Data entries
— Begin —

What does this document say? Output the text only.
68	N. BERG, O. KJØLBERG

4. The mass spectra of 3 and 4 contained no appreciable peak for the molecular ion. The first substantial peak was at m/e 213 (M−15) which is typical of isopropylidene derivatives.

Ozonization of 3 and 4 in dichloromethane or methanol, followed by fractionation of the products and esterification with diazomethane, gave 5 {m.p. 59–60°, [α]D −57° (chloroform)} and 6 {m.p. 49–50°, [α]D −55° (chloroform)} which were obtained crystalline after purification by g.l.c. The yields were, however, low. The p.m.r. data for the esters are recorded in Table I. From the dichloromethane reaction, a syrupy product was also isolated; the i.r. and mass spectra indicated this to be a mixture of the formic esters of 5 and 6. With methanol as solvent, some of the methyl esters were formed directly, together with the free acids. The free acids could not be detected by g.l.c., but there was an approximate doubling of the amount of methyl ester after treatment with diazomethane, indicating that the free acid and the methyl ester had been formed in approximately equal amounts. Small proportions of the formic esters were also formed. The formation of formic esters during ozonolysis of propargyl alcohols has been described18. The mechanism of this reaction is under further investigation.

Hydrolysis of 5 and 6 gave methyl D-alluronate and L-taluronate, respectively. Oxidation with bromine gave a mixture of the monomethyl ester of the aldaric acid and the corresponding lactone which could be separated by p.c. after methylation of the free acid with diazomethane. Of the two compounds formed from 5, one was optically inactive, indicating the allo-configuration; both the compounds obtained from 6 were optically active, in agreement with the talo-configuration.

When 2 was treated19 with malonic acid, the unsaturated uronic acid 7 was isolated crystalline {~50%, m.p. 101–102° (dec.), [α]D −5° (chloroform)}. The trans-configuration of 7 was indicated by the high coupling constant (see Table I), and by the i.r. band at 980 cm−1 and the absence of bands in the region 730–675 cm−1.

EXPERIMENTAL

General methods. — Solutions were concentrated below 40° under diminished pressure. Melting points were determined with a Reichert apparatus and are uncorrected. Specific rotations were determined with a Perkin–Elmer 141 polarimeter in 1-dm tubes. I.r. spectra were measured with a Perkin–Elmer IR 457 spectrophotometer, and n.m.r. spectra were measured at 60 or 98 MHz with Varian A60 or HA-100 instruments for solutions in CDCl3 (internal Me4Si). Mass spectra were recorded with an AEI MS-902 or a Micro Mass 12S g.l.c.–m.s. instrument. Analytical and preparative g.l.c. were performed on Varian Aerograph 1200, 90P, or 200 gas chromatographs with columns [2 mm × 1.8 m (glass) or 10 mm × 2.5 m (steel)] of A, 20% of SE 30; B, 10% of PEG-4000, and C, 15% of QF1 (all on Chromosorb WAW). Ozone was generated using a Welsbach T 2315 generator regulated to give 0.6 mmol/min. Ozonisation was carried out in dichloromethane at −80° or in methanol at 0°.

— End —
— Begin —

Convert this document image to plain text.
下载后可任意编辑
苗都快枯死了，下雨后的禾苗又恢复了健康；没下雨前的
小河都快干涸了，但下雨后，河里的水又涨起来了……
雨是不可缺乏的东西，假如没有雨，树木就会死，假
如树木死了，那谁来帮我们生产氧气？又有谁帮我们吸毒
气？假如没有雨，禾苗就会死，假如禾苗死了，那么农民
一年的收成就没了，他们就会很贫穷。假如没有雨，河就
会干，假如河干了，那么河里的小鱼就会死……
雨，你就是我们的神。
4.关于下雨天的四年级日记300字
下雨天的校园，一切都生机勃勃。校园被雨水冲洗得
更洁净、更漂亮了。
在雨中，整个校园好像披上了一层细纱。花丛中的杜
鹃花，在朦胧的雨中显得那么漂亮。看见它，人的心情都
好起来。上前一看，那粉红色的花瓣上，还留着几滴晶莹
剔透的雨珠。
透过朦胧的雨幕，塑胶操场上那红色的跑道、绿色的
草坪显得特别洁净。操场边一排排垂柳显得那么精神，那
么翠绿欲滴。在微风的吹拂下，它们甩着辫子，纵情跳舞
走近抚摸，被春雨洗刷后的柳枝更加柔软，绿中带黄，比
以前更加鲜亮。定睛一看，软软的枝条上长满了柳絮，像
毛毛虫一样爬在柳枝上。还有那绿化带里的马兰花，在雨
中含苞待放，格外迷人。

— End —

• [Given problem]
Work out how many lines above have the string "text" in them, and give only the number.

• [Response below]
2